── Stored rows

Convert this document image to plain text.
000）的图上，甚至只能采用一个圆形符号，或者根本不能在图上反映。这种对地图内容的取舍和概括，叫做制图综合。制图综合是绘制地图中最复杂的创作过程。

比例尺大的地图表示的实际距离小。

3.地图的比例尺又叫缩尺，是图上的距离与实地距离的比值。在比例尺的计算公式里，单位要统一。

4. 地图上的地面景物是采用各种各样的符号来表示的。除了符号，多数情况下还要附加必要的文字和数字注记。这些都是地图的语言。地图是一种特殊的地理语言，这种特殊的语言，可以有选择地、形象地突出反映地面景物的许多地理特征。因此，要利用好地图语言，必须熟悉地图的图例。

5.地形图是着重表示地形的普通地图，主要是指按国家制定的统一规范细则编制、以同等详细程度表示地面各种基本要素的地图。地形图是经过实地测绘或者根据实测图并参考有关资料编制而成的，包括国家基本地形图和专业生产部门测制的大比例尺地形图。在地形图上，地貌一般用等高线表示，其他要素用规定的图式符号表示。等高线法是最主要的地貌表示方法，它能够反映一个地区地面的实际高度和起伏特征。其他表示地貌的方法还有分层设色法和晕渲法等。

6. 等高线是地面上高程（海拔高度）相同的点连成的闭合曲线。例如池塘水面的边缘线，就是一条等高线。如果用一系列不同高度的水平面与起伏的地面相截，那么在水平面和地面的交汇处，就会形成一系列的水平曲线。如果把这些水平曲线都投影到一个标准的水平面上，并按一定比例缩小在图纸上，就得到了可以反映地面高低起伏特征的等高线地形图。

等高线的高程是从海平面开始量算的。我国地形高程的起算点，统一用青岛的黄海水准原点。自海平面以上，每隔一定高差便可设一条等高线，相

────
── Stored rows

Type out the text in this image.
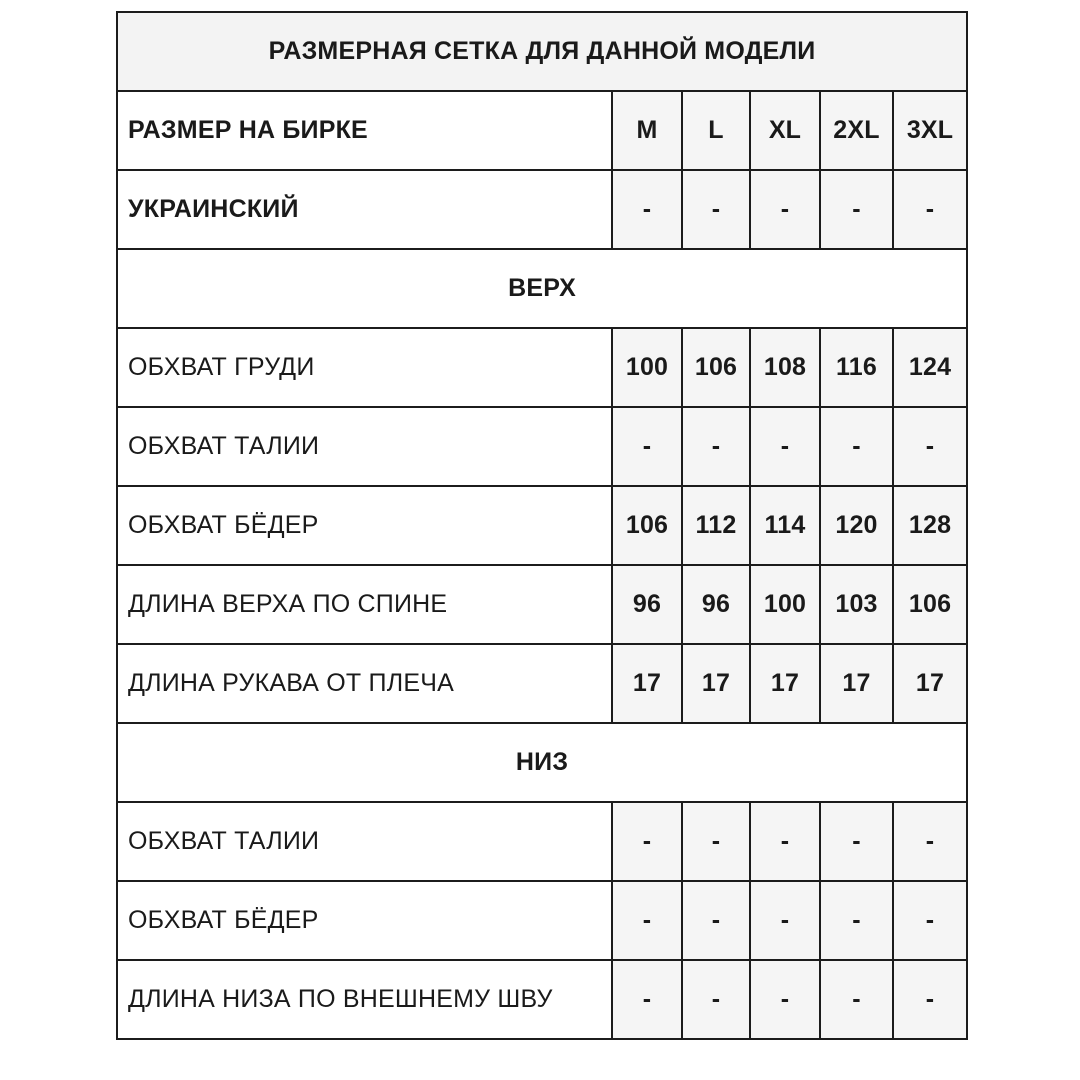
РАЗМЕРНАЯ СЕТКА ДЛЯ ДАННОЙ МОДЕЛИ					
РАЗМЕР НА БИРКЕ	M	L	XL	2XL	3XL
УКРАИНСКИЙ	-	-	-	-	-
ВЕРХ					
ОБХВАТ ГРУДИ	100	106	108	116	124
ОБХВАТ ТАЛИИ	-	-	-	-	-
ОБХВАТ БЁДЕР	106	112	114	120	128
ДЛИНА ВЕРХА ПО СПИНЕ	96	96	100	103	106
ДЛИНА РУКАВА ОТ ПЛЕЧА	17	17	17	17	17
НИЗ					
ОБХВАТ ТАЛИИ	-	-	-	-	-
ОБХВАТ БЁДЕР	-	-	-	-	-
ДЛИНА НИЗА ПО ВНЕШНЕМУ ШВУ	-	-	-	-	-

────
── Stored rows

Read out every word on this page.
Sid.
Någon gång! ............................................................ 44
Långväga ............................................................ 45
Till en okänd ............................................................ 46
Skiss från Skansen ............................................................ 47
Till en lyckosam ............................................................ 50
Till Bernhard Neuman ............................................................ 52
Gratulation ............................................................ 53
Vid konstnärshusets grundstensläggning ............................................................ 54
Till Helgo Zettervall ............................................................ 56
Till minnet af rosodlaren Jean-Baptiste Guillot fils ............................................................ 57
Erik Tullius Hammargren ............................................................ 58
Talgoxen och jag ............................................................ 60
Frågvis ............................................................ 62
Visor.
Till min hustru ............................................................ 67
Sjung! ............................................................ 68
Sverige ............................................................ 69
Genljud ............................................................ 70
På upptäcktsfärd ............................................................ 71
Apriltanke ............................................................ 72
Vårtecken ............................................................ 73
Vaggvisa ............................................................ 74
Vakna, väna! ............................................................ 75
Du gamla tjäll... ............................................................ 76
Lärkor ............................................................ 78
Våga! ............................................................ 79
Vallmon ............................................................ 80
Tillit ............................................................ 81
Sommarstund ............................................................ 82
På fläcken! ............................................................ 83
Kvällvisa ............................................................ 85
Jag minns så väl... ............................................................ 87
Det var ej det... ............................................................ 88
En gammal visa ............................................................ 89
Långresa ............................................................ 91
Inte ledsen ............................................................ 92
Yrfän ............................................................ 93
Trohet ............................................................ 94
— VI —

────

Challenge - From the data above, pick out each line containing "image" and copy it.

Answer for this exercise -
Convert this document image to plain text.
Type out the text in this image.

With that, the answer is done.